Some entries:

'''

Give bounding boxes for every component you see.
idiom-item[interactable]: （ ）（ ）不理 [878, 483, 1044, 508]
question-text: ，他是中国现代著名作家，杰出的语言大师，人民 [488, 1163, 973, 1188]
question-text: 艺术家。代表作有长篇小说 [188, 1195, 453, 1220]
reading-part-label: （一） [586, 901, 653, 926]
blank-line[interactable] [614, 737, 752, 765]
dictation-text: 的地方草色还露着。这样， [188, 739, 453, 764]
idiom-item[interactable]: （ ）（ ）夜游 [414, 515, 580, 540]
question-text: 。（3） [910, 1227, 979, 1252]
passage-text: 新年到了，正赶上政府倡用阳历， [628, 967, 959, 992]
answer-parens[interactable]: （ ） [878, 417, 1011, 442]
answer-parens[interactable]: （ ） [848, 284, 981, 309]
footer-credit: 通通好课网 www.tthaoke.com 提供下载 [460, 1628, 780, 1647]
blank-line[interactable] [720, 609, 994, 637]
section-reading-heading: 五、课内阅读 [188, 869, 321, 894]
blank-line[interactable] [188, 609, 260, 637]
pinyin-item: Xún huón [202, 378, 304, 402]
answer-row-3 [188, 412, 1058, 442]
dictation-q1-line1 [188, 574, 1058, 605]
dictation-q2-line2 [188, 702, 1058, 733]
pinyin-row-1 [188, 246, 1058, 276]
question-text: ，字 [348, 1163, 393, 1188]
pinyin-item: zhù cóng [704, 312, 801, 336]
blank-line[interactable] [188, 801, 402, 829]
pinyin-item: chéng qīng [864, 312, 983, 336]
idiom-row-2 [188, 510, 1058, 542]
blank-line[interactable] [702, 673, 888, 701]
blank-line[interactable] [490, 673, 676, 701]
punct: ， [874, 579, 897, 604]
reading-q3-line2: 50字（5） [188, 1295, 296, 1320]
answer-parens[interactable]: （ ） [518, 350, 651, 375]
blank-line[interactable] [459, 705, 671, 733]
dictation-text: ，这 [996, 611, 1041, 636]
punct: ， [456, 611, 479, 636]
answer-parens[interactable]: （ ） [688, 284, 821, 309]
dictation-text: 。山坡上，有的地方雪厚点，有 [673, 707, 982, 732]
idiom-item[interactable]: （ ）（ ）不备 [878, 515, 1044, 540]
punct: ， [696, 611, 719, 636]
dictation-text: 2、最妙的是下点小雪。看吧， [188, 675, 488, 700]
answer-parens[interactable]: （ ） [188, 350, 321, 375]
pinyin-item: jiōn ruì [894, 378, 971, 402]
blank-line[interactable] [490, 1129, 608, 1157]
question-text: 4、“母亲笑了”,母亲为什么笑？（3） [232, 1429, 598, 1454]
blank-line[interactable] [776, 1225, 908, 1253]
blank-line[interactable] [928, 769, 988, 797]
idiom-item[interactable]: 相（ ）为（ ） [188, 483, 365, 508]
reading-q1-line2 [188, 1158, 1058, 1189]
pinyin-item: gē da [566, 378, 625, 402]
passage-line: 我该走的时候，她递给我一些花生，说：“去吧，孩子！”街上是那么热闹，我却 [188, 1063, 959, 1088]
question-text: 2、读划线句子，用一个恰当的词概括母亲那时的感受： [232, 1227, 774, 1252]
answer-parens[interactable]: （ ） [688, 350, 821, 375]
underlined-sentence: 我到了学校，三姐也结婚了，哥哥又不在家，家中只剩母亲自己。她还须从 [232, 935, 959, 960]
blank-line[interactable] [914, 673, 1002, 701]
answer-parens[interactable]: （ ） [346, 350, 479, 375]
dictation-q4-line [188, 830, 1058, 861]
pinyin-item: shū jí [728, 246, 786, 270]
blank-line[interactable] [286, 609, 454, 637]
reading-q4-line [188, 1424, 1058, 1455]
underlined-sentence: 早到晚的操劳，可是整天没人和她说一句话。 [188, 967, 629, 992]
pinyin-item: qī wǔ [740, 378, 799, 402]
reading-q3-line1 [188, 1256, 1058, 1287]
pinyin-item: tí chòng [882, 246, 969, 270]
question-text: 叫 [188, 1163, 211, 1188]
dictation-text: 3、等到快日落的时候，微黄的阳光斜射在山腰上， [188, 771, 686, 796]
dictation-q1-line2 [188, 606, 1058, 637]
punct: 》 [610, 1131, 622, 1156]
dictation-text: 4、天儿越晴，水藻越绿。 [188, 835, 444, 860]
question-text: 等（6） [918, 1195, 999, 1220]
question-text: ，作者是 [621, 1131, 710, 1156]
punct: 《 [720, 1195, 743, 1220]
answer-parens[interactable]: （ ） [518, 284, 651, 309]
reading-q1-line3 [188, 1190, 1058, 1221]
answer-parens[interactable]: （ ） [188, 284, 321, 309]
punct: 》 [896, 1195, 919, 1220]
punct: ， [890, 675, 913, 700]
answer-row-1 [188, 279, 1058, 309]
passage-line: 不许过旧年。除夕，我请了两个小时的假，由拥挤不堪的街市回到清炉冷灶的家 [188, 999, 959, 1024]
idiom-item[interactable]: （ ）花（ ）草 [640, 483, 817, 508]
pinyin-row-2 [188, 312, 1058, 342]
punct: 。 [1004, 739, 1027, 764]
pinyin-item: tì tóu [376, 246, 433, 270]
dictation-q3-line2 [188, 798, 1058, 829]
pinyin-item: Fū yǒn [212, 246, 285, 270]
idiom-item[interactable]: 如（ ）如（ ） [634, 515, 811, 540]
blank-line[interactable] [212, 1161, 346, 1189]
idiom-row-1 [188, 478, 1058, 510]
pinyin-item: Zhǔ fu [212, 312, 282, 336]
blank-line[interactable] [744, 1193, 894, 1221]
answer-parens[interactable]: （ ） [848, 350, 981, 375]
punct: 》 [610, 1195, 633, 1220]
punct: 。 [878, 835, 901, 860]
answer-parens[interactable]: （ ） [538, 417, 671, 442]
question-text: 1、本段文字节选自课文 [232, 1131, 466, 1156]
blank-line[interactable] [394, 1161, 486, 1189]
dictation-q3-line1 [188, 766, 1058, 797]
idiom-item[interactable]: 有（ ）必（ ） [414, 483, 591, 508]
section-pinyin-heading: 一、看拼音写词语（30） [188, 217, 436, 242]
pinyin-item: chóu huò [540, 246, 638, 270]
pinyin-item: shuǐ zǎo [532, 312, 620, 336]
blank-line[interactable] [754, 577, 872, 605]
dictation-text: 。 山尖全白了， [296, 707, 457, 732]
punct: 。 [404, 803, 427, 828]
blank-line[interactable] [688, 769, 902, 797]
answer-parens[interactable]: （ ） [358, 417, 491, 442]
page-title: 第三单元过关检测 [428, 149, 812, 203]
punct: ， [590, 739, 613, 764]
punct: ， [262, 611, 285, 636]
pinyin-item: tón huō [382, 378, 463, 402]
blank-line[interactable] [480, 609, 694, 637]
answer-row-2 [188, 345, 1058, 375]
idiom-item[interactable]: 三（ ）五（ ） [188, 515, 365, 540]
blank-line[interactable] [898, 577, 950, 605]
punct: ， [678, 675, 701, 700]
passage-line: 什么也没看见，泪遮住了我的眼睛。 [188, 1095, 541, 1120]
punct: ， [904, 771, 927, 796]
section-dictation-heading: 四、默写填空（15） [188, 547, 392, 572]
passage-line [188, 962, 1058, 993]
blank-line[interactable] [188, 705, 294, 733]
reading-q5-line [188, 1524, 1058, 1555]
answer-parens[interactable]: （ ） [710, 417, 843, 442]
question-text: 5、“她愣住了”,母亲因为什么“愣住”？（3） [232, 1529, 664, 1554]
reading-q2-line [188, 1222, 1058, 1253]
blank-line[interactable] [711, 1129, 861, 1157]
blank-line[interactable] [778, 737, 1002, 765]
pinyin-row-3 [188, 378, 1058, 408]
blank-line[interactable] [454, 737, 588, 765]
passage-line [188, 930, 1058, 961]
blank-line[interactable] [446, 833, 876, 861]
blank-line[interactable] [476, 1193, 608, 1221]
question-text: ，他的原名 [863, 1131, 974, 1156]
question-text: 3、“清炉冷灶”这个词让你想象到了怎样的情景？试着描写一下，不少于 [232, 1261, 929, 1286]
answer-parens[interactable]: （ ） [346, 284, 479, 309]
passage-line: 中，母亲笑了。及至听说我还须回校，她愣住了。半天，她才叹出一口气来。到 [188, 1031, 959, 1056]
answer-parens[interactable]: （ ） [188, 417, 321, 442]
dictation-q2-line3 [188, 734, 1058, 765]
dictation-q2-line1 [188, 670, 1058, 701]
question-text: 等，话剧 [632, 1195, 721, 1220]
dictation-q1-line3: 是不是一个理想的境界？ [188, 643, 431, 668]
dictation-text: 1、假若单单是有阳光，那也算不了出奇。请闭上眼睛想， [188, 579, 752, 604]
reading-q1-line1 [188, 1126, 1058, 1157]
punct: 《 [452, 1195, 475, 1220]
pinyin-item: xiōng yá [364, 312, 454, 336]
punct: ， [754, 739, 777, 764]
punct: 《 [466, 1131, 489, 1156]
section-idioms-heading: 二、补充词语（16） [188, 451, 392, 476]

'''

Turn everything from the start of the entries down to the line containing "punct: ， [456, 611, 479, 636]" into a JSON list of strings, one string per line, omitting blank lines.

Correct answer:
[
  "Give bounding boxes for every component you see.",
  "idiom-item[interactable]: （ ）（ ）不理 [878, 483, 1044, 508]",
  "question-text: ，他是中国现代著名作家，杰出的语言大师，人民 [488, 1163, 973, 1188]",
  "question-text: 艺术家。代表作有长篇小说 [188, 1195, 453, 1220]",
  "reading-part-label: （一） [586, 901, 653, 926]",
  "blank-line[interactable] [614, 737, 752, 765]",
  "dictation-text: 的地方草色还露着。这样， [188, 739, 453, 764]",
  "idiom-item[interactable]: （ ）（ ）夜游 [414, 515, 580, 540]",
  "question-text: 。（3） [910, 1227, 979, 1252]",
  "passage-text: 新年到了，正赶上政府倡用阳历， [628, 967, 959, 992]",
  "answer-parens[interactable]: （ ） [878, 417, 1011, 442]",
  "answer-parens[interactable]: （ ） [848, 284, 981, 309]",
  "footer-credit: 通通好课网 www.tthaoke.com 提供下载 [460, 1628, 780, 1647]",
  "blank-line[interactable] [720, 609, 994, 637]",
  "section-reading-heading: 五、课内阅读 [188, 869, 321, 894]",
  "blank-line[interactable] [188, 609, 260, 637]",
  "pinyin-item: Xún huón [202, 378, 304, 402]",
  "answer-row-3 [188, 412, 1058, 442]",
  "dictation-q1-line1 [188, 574, 1058, 605]",
  "dictation-q2-line2 [188, 702, 1058, 733]",
  "pinyin-row-1 [188, 246, 1058, 276]",
  "question-text: ，字 [348, 1163, 393, 1188]",
  "pinyin-item: zhù cóng [704, 312, 801, 336]",
  "blank-line[interactable] [188, 801, 402, 829]",
  "pinyin-item: chéng qīng [864, 312, 983, 336]",
  "idiom-row-2 [188, 510, 1058, 542]",
  "blank-line[interactable] [702, 673, 888, 701]",
  "blank-line[interactable] [490, 673, 676, 701]",
  "punct: ， [874, 579, 897, 604]",
  "reading-q3-line2: 50字（5） [188, 1295, 296, 1320]",
  "answer-parens[interactable]: （ ） [518, 350, 651, 375]",
  "blank-line[interactable] [459, 705, 671, 733]",
  "dictation-text: ，这 [996, 611, 1041, 636]",
  "punct: ， [456, 611, 479, 636]"
]